▶ _Task to complete_
Starting with the line that contains "OCR this image.", copy each line exactly through the end of the listing, and omit all pictures.

▶ _Dataset content_
"""
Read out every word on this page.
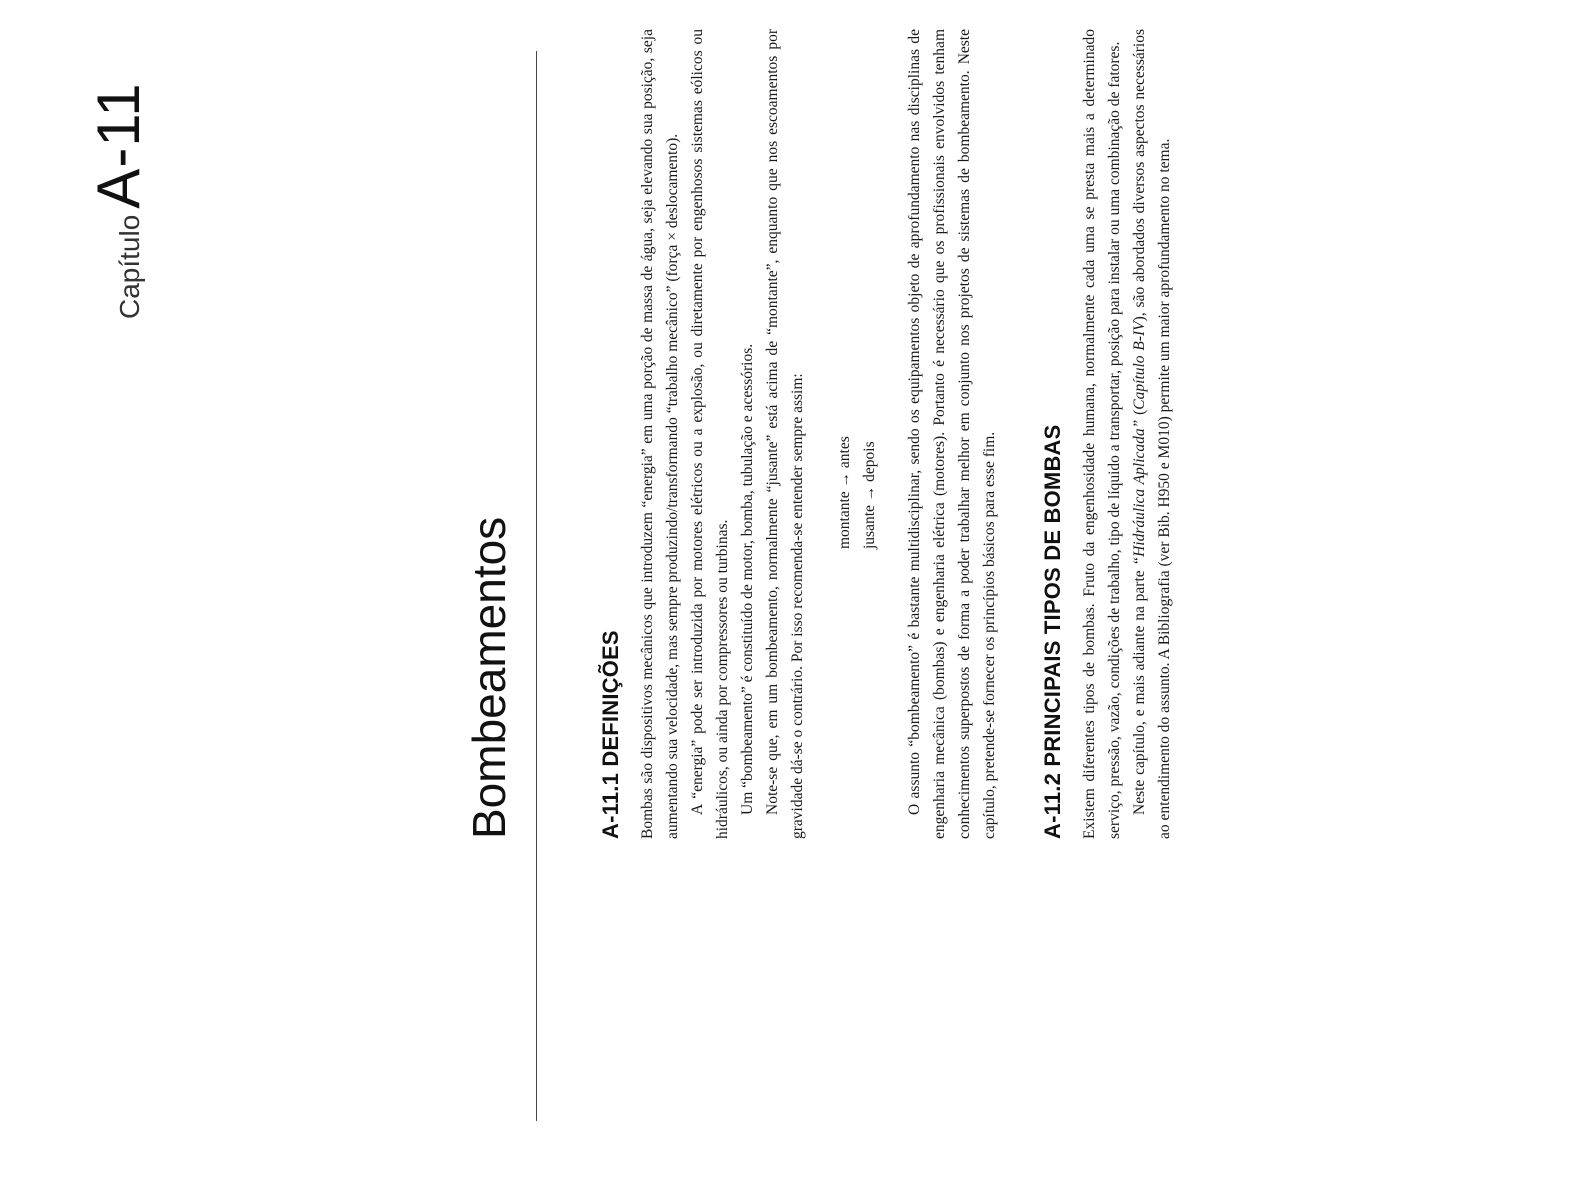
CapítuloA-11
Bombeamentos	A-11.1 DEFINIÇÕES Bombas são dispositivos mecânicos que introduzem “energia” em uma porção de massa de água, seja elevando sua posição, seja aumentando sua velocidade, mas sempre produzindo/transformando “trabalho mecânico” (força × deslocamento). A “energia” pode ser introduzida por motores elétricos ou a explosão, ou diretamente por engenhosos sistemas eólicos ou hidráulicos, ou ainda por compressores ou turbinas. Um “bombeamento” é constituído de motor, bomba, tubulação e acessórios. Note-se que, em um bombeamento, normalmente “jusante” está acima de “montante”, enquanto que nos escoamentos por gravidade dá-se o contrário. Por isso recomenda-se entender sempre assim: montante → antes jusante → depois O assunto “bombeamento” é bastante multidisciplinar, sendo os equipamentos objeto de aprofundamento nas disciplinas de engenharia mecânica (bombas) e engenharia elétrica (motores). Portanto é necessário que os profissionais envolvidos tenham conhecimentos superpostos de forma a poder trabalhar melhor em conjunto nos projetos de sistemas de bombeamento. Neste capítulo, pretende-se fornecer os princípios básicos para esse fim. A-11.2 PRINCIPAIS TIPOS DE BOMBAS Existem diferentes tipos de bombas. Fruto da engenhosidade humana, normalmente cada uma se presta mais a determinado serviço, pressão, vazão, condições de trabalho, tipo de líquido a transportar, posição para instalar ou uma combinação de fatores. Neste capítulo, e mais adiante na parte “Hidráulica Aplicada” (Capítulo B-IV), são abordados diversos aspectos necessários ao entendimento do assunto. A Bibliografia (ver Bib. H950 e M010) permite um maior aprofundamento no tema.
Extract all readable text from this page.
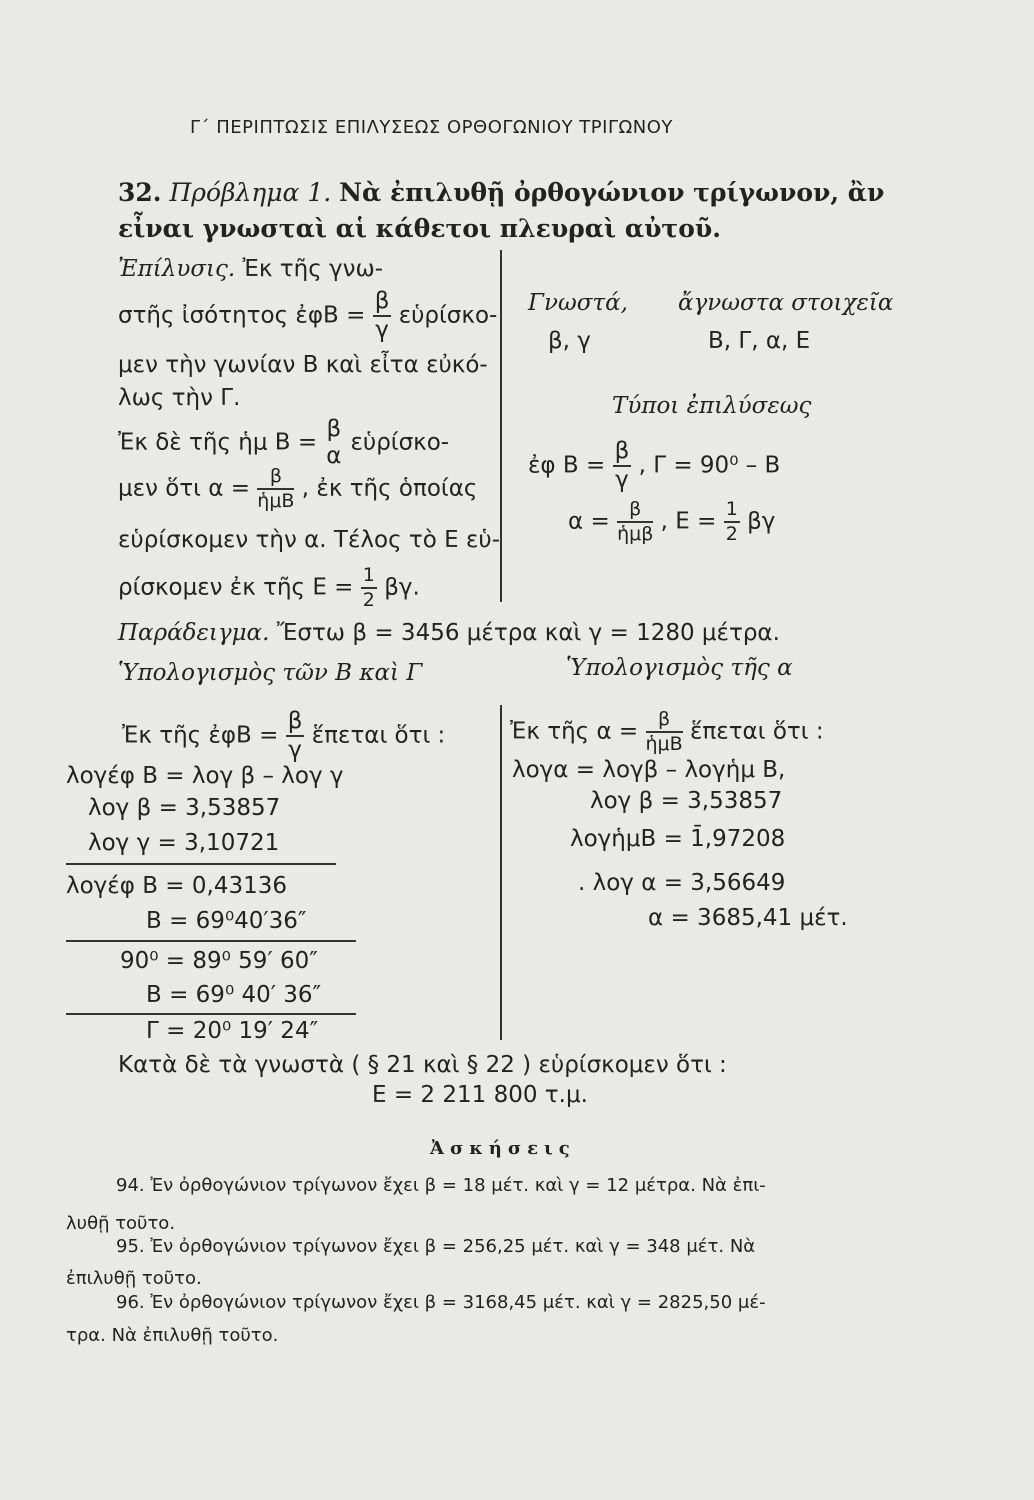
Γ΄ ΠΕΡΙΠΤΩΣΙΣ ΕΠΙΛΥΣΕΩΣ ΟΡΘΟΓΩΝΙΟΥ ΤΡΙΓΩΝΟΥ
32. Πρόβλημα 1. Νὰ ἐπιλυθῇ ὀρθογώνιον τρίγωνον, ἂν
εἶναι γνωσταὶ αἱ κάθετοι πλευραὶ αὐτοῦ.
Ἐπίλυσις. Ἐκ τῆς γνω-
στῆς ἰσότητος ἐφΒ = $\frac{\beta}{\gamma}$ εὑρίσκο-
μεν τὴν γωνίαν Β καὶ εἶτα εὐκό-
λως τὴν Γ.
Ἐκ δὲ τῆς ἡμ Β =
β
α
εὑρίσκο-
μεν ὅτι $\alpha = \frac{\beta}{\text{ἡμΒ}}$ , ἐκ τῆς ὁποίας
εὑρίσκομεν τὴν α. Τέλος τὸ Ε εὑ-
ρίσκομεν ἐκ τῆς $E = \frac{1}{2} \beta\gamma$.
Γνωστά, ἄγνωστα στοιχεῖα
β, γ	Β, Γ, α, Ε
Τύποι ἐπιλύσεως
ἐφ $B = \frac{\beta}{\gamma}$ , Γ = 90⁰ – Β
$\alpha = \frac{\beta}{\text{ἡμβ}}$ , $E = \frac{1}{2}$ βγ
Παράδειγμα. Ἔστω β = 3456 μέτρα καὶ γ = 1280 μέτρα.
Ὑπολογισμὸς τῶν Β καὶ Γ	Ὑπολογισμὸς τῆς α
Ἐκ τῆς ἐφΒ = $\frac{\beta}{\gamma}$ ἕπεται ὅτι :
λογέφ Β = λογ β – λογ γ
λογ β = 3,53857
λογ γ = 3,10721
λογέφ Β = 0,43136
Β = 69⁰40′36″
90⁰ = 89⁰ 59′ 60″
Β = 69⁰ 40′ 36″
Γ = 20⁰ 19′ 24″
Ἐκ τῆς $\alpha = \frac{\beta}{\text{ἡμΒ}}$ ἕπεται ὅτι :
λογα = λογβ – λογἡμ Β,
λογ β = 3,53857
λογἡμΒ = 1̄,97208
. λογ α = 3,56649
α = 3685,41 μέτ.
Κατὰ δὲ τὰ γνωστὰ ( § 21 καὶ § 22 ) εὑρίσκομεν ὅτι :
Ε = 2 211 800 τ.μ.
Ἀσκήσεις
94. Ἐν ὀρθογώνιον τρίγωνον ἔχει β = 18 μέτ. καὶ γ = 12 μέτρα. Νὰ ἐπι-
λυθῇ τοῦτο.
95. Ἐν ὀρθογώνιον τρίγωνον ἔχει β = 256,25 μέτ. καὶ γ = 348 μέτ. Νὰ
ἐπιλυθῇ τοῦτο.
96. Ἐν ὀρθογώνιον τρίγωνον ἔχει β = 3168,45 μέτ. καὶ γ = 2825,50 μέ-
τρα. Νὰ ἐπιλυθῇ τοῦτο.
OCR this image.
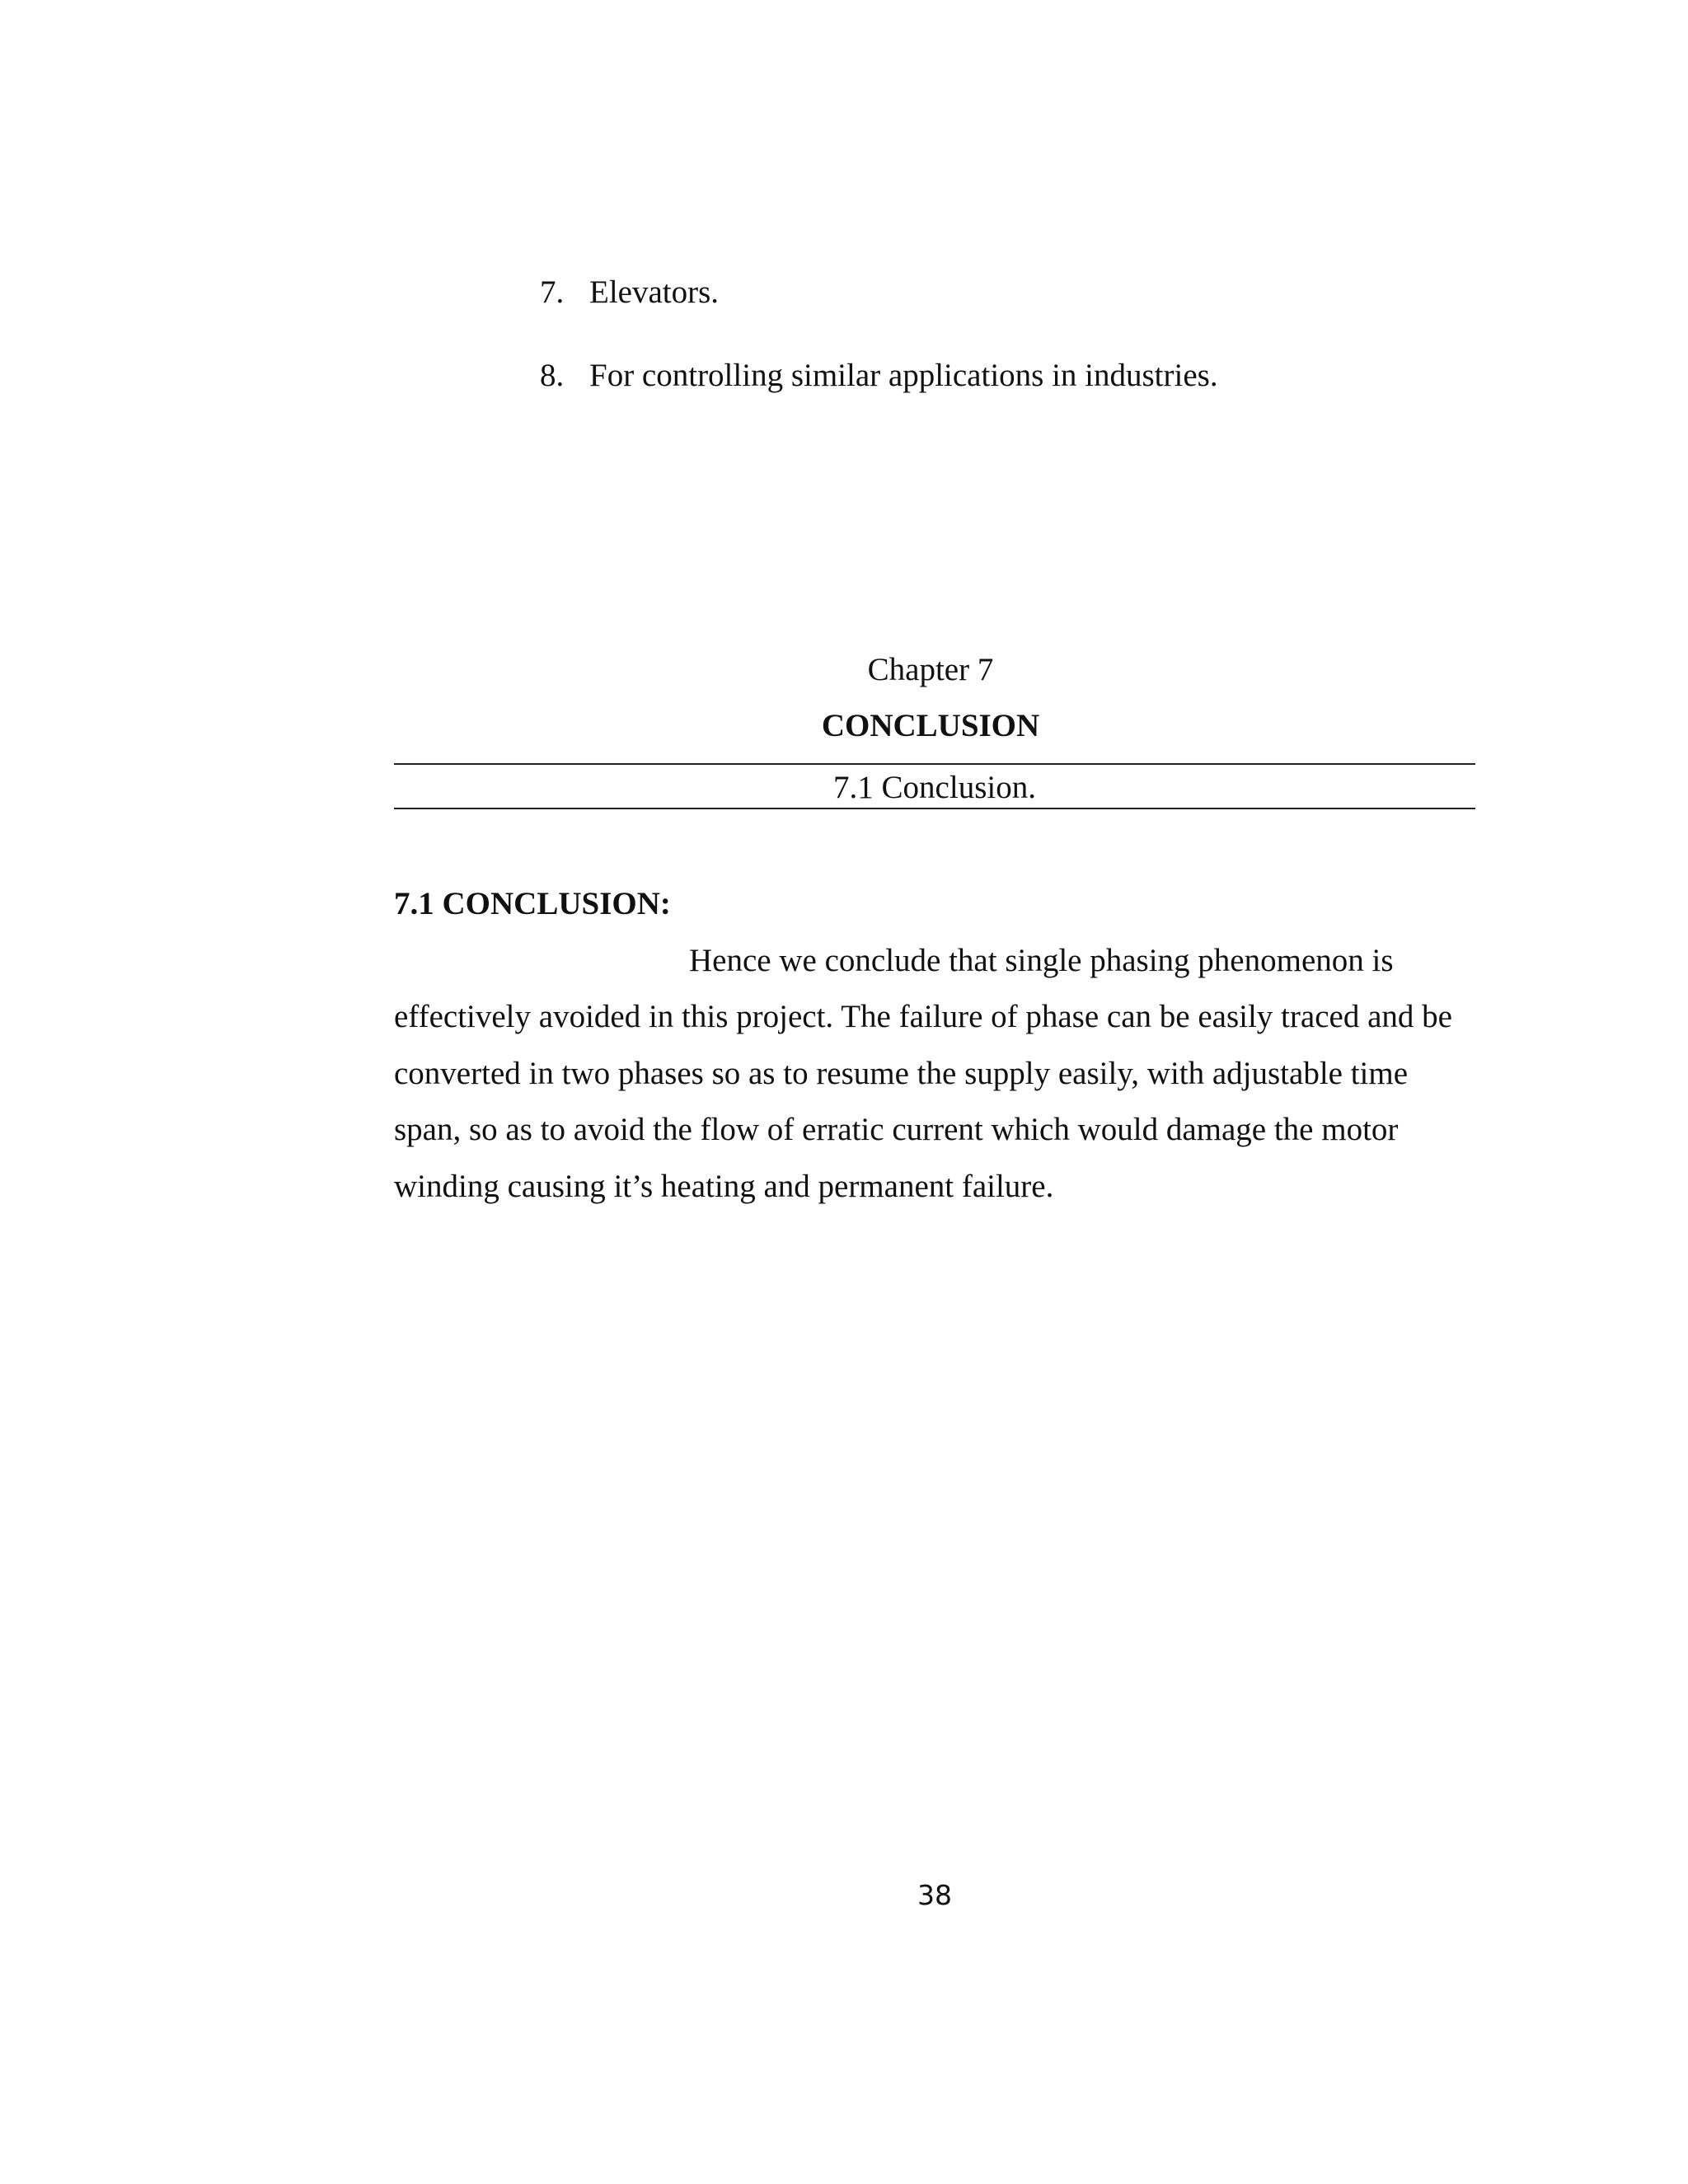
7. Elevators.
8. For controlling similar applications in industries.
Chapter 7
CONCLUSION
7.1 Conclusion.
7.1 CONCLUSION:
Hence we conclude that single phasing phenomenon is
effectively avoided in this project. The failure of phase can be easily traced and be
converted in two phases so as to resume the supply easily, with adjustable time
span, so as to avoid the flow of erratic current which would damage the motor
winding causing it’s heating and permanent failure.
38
"""
▶ _Finished answer_
OCR this image.
7. Elevators.
8. For controlling similar applications in industries.
Chapter 7
CONCLUSION
7.1 Conclusion.
7.1 CONCLUSION:
Hence we conclude that single phasing phenomenon is
effectively avoided in this project. The failure of phase can be easily traced and be
converted in two phases so as to resume the supply easily, with adjustable time
span, so as to avoid the flow of erratic current which would damage the motor
winding causing it’s heating and permanent failure.
38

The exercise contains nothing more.